:: DATOS DEL EJERCICIO ::
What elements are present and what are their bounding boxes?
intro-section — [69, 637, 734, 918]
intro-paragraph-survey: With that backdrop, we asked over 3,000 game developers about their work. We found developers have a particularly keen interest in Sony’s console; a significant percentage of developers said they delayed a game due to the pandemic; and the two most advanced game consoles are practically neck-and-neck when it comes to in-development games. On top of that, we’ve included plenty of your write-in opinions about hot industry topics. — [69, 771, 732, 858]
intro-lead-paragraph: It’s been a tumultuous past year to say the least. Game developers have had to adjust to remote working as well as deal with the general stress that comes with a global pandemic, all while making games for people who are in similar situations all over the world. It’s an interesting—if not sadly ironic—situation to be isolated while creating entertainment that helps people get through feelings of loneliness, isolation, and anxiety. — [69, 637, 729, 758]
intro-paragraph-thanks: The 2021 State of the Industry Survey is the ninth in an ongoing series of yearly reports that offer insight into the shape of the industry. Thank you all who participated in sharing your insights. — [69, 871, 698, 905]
:::
OBJETIVO: Pasa estas líneas a una tabla Markdown con dos columnas, «Fila» para el número y «Línea» para el texto de cada línea, y omite las líneas en blanco.

RESPUESTA FINAL:
| Fila | Línea |
|---|---|
| 1 | What elements are present and what are their bounding boxes? |
| 2 | intro-section — [69, 637, 734, 918] |
| 3 | intro-paragraph-survey: With that backdrop, we asked over 3,000 game developers about their work. We found developers have a particularly keen interest in Sony’s console; a significant percentage of developers said they delayed a game due to the pandemic; and the two most advanced game consoles are practically neck-and-neck when it comes to in-development games. On top of that, we’ve included plenty of your write-in opinions about hot industry topics. — [69, 771, 732, 858] |
| 4 | intro-lead-paragraph: It’s been a tumultuous past year to say the least. Game developers have had to adjust to remote working as well as deal with the general stress that comes with a global pandemic, all while making games for people who are in similar situations all over the world. It’s an interesting—if not sadly ironic—situation to be isolated while creating entertainment that helps people get through feelings of loneliness, isolation, and anxiety. — [69, 637, 729, 758] |
| 5 | intro-paragraph-thanks: The 2021 State of the Industry Survey is the ninth in an ongoing series of yearly reports that offer insight into the shape of the industry. Thank you all who participated in sharing your insights. — [69, 871, 698, 905] |